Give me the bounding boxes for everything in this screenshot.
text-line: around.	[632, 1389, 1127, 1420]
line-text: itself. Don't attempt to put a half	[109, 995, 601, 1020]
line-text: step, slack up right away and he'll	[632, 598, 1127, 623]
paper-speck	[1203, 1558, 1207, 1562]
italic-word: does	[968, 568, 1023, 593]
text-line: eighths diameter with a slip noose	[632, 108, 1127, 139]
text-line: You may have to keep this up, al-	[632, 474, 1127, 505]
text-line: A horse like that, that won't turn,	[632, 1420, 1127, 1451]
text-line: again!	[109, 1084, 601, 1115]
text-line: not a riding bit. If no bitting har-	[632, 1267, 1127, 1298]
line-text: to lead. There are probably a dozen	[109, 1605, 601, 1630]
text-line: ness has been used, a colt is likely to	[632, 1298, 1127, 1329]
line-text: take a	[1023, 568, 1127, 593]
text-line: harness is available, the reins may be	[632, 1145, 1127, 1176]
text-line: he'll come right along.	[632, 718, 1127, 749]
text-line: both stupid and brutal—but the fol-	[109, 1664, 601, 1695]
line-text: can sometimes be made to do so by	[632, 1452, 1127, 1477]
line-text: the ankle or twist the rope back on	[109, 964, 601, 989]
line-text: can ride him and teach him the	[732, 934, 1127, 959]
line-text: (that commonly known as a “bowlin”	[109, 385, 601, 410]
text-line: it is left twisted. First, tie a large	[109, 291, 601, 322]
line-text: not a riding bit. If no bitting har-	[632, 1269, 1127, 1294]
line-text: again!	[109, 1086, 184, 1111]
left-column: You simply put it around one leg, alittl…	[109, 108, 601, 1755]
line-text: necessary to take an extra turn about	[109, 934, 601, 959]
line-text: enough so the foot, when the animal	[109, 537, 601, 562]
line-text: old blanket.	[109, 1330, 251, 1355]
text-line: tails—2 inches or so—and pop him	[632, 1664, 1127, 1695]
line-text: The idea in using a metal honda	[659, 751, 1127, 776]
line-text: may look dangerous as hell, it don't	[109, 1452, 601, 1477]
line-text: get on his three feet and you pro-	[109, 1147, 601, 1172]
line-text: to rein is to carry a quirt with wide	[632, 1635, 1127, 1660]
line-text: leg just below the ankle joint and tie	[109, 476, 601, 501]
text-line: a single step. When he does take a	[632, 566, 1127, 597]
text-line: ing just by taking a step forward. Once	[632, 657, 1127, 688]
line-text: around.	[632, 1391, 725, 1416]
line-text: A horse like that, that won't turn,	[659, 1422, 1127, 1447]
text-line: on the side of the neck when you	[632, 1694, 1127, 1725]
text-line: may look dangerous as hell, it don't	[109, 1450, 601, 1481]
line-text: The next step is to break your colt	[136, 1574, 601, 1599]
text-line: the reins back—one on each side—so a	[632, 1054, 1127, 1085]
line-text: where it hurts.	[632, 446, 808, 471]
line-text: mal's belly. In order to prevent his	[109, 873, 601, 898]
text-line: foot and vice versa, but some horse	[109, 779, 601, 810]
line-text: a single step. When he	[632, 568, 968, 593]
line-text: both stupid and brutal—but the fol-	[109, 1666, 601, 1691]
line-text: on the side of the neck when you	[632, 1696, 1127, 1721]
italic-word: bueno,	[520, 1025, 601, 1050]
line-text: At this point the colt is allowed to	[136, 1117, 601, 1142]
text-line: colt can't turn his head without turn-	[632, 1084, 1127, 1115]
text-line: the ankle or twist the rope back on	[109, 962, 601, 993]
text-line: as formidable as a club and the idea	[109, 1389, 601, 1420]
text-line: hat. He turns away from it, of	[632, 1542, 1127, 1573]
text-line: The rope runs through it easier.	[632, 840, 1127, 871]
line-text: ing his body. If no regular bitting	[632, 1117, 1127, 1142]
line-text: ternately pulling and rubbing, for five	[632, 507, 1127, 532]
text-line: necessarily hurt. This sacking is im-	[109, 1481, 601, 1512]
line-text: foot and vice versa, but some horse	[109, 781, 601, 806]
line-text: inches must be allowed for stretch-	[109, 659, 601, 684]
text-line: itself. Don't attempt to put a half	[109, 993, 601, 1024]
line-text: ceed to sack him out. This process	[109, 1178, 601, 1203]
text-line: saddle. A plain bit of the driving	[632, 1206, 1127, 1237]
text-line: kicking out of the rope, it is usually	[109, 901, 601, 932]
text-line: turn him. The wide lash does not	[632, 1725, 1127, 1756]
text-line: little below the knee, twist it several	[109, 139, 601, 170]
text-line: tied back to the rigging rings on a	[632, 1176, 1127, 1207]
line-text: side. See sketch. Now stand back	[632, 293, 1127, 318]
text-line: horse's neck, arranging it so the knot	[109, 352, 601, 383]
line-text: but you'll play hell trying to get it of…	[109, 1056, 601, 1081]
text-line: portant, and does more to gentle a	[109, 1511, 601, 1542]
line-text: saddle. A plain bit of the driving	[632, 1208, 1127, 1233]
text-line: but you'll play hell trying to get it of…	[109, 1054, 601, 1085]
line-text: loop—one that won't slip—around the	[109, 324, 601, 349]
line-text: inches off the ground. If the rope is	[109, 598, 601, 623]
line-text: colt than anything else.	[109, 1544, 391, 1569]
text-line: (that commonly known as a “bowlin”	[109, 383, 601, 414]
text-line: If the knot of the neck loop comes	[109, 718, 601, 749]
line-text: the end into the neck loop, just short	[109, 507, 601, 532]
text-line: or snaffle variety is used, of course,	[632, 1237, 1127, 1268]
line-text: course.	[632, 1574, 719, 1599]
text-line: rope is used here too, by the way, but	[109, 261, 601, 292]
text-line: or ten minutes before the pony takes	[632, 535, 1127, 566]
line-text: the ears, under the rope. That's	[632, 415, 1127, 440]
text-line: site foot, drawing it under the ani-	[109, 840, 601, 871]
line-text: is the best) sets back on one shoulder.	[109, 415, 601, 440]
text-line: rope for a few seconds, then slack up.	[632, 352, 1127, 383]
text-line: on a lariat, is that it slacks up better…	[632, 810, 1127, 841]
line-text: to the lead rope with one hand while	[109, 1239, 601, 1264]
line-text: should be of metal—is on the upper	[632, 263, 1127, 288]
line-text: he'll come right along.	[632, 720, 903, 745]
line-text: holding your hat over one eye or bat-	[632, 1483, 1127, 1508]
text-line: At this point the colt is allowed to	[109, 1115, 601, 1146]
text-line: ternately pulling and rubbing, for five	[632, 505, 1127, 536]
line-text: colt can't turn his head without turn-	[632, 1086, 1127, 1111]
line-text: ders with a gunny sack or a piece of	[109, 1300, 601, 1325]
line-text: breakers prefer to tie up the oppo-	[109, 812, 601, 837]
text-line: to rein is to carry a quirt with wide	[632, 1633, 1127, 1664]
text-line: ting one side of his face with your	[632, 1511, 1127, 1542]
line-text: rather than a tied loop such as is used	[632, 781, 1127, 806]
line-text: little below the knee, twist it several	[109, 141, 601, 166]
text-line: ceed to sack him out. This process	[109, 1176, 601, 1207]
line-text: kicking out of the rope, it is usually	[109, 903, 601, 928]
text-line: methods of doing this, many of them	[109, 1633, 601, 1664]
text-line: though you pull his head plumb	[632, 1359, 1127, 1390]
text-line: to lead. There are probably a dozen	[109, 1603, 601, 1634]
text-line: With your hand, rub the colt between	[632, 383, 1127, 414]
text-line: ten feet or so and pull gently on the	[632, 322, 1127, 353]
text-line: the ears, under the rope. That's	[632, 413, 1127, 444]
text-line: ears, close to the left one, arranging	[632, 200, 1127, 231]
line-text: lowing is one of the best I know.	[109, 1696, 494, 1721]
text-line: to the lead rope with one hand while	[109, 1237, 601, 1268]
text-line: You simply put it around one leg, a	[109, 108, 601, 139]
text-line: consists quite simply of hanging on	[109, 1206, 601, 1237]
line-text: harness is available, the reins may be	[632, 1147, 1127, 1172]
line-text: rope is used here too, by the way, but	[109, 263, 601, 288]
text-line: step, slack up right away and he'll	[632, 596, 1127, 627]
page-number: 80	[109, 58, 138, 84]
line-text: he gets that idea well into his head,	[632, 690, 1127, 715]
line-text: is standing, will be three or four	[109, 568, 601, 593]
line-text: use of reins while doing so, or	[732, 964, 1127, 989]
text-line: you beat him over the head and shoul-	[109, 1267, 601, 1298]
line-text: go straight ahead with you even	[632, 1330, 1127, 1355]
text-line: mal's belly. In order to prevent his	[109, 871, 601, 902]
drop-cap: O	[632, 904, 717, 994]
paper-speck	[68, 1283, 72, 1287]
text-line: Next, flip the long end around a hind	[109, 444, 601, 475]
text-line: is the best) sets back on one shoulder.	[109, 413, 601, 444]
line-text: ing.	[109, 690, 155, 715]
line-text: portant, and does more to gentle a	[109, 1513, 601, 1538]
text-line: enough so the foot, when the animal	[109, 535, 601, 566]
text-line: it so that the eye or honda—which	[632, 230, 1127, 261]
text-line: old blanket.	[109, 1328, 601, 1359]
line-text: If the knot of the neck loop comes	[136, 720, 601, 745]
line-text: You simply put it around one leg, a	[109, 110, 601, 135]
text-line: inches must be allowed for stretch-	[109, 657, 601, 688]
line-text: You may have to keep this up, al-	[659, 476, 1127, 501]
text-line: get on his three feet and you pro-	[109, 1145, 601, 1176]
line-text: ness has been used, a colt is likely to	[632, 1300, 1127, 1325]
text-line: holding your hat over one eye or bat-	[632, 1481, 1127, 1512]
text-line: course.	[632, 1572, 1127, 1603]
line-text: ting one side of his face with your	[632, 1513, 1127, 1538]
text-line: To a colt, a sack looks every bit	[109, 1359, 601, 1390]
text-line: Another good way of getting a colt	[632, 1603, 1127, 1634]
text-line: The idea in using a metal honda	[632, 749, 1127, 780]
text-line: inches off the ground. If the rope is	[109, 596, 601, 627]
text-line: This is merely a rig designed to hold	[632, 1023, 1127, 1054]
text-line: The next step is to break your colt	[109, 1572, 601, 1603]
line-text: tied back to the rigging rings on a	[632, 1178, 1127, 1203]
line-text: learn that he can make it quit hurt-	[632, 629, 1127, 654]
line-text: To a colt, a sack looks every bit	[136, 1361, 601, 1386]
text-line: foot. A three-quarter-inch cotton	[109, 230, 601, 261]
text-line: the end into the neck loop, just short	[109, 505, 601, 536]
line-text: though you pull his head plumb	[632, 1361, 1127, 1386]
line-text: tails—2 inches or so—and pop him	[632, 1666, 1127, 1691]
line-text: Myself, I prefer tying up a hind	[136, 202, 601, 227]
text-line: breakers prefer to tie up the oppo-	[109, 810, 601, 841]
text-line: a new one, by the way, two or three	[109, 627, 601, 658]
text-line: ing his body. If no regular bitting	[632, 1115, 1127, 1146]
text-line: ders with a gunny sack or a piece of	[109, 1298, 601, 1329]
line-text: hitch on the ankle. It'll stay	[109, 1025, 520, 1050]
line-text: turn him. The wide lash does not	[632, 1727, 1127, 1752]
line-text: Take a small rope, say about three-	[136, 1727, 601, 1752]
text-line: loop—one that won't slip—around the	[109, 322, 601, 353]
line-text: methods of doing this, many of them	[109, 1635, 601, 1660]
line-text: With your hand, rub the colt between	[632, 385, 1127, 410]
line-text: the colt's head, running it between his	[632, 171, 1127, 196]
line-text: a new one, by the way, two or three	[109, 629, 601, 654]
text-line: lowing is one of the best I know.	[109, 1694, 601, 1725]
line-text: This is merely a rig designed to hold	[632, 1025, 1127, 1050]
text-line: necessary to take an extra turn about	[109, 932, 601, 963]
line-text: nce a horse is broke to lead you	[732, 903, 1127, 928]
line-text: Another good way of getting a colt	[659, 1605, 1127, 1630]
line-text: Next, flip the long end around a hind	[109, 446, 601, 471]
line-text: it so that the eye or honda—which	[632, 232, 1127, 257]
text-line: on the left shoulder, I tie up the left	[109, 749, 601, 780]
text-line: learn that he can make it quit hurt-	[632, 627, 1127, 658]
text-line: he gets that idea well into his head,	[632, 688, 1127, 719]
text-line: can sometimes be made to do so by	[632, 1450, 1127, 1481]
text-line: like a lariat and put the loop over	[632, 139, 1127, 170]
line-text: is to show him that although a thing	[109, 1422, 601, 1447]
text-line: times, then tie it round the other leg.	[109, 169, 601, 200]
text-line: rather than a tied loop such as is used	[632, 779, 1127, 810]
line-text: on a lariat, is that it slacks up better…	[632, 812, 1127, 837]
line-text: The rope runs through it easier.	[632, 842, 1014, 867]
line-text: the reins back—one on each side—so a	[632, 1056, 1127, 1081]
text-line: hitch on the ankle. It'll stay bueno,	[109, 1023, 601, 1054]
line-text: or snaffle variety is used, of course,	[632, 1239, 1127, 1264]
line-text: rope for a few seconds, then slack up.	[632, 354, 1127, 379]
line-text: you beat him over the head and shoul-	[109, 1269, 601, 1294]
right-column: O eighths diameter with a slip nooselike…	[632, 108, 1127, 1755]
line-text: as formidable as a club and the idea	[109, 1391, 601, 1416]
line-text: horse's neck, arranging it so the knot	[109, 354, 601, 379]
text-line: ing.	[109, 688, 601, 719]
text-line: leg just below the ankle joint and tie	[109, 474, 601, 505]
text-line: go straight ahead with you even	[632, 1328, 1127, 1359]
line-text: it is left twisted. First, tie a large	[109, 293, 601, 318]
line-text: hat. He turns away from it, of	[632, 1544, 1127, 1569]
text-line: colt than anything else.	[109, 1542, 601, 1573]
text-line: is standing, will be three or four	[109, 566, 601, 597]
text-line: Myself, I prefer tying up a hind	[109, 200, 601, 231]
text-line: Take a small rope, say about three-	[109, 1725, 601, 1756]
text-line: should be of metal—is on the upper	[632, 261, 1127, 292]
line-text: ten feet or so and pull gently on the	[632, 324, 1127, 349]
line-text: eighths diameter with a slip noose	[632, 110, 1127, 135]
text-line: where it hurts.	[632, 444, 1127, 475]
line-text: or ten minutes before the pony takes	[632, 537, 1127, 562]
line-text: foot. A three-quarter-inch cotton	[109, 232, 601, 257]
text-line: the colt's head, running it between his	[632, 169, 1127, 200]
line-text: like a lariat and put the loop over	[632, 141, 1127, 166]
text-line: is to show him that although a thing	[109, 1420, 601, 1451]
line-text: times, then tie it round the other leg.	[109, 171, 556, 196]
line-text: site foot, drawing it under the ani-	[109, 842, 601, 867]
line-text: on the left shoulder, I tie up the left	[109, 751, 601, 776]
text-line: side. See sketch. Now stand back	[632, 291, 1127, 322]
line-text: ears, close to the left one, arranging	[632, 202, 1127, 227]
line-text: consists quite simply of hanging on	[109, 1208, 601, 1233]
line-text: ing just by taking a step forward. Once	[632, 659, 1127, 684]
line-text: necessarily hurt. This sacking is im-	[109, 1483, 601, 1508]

▶ Instructions to follow
Retype the listing exactly, from its first line up to and including the line with "line-text: enough so".

▶ Exercise result
Give me the bounding boxes for everything in this screenshot.
text-line: around.	[632, 1389, 1127, 1420]
line-text: itself. Don't attempt to put a half	[109, 995, 601, 1020]
line-text: step, slack up right away and he'll	[632, 598, 1127, 623]
paper-speck	[1203, 1558, 1207, 1562]
italic-word: does	[968, 568, 1023, 593]
text-line: eighths diameter with a slip noose	[632, 108, 1127, 139]
text-line: You may have to keep this up, al-	[632, 474, 1127, 505]
text-line: A horse like that, that won't turn,	[632, 1420, 1127, 1451]
text-line: again!	[109, 1084, 601, 1115]
text-line: not a riding bit. If no bitting har-	[632, 1267, 1127, 1298]
line-text: to lead. There are probably a dozen	[109, 1605, 601, 1630]
text-line: ness has been used, a colt is likely to	[632, 1298, 1127, 1329]
line-text: take a	[1023, 568, 1127, 593]
text-line: harness is available, the reins may be	[632, 1145, 1127, 1176]
text-line: he'll come right along.	[632, 718, 1127, 749]
text-line: both stupid and brutal—but the fol-	[109, 1664, 601, 1695]
line-text: can sometimes be made to do so by	[632, 1452, 1127, 1477]
line-text: the ankle or twist the rope back on	[109, 964, 601, 989]
line-text: can ride him and teach him the	[732, 934, 1127, 959]
line-text: (that commonly known as a “bowlin”	[109, 385, 601, 410]
text-line: it is left twisted. First, tie a large	[109, 291, 601, 322]
line-text: not a riding bit. If no bitting har-	[632, 1269, 1127, 1294]
line-text: again!	[109, 1086, 184, 1111]
left-column: You simply put it around one leg, alittl…	[109, 108, 601, 1755]
line-text: necessary to take an extra turn about	[109, 934, 601, 959]
line-text: enough so the foot, when the animal	[109, 537, 601, 562]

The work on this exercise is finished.